* Start RECORDS FOR THIS TASK *
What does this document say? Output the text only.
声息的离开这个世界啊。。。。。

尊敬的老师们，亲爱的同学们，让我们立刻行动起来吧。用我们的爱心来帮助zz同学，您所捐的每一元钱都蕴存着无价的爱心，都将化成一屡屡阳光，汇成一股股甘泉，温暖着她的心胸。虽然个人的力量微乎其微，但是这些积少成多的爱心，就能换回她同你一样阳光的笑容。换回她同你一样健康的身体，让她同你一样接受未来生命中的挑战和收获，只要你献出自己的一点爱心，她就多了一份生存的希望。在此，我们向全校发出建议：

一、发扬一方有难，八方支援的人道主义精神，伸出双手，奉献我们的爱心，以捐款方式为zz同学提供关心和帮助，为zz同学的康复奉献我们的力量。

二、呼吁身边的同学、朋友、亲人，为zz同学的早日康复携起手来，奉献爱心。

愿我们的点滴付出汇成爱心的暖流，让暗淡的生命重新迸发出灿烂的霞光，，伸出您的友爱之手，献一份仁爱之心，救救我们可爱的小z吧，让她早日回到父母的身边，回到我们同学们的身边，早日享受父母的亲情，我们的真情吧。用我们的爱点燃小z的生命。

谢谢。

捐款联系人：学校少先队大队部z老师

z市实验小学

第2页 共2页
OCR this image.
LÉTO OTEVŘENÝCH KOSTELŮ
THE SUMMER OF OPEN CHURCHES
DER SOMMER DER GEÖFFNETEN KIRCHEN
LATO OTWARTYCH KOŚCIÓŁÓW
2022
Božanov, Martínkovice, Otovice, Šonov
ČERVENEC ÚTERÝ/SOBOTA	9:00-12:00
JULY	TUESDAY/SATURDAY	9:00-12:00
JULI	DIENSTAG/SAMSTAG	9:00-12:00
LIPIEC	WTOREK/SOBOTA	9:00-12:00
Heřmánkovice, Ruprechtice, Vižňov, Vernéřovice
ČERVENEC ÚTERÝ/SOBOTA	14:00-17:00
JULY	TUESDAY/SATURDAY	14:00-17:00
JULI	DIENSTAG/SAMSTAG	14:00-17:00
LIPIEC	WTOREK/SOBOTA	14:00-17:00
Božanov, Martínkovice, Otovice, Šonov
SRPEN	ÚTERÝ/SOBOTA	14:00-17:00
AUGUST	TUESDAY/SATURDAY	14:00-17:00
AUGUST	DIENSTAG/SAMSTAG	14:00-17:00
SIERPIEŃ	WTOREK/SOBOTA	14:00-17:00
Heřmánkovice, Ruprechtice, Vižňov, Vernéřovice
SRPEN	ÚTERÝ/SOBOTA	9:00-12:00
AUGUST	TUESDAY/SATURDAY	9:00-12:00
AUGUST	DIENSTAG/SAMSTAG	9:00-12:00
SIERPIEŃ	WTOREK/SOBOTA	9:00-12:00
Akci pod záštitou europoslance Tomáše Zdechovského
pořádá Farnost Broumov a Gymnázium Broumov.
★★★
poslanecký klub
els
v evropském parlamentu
* End RECORDS FOR THIS TASK *
*OBJECTIVE*
Retype every record above exactly as written.

*TASK ANSWER*
What does this document say? Output the text only.
声息的离开这个世界啊。。。。。

尊敬的老师们，亲爱的同学们，让我们立刻行动起来吧。用我们的爱心来帮助zz同学，您所捐的每一元钱都蕴存着无价的爱心，都将化成一屡屡阳光，汇成一股股甘泉，温暖着她的心胸。虽然个人的力量微乎其微，但是这些积少成多的爱心，就能换回她同你一样阳光的笑容。换回她同你一样健康的身体，让她同你一样接受未来生命中的挑战和收获，只要你献出自己的一点爱心，她就多了一份生存的希望。在此，我们向全校发出建议：

一、发扬一方有难，八方支援的人道主义精神，伸出双手，奉献我们的爱心，以捐款方式为zz同学提供关心和帮助，为zz同学的康复奉献我们的力量。

二、呼吁身边的同学、朋友、亲人，为zz同学的早日康复携起手来，奉献爱心。

愿我们的点滴付出汇成爱心的暖流，让暗淡的生命重新迸发出灿烂的霞光，，伸出您的友爱之手，献一份仁爱之心，救救我们可爱的小z吧，让她早日回到父母的身边，回到我们同学们的身边，早日享受父母的亲情，我们的真情吧。用我们的爱点燃小z的生命。

谢谢。

捐款联系人：学校少先队大队部z老师

z市实验小学

第2页 共2页
OCR this image.
LÉTO OTEVŘENÝCH KOSTELŮ
THE SUMMER OF OPEN CHURCHES
DER SOMMER DER GEÖFFNETEN KIRCHEN
LATO OTWARTYCH KOŚCIÓŁÓW
2022
Božanov, Martínkovice, Otovice, Šonov
ČERVENEC ÚTERÝ/SOBOTA	9:00-12:00
JULY	TUESDAY/SATURDAY	9:00-12:00
JULI	DIENSTAG/SAMSTAG	9:00-12:00
LIPIEC	WTOREK/SOBOTA	9:00-12:00
Heřmánkovice, Ruprechtice, Vižňov, Vernéřovice
ČERVENEC ÚTERÝ/SOBOTA	14:00-17:00
JULY	TUESDAY/SATURDAY	14:00-17:00
JULI	DIENSTAG/SAMSTAG	14:00-17:00
LIPIEC	WTOREK/SOBOTA	14:00-17:00
Božanov, Martínkovice, Otovice, Šonov
SRPEN	ÚTERÝ/SOBOTA	14:00-17:00
AUGUST	TUESDAY/SATURDAY	14:00-17:00
AUGUST	DIENSTAG/SAMSTAG	14:00-17:00
SIERPIEŃ	WTOREK/SOBOTA	14:00-17:00
Heřmánkovice, Ruprechtice, Vižňov, Vernéřovice
SRPEN	ÚTERÝ/SOBOTA	9:00-12:00
AUGUST	TUESDAY/SATURDAY	9:00-12:00
AUGUST	DIENSTAG/SAMSTAG	9:00-12:00
SIERPIEŃ	WTOREK/SOBOTA	9:00-12:00
Akci pod záštitou europoslance Tomáše Zdechovského
pořádá Farnost Broumov a Gymnázium Broumov.
★★★
poslanecký klub
els
v evropském parlamentu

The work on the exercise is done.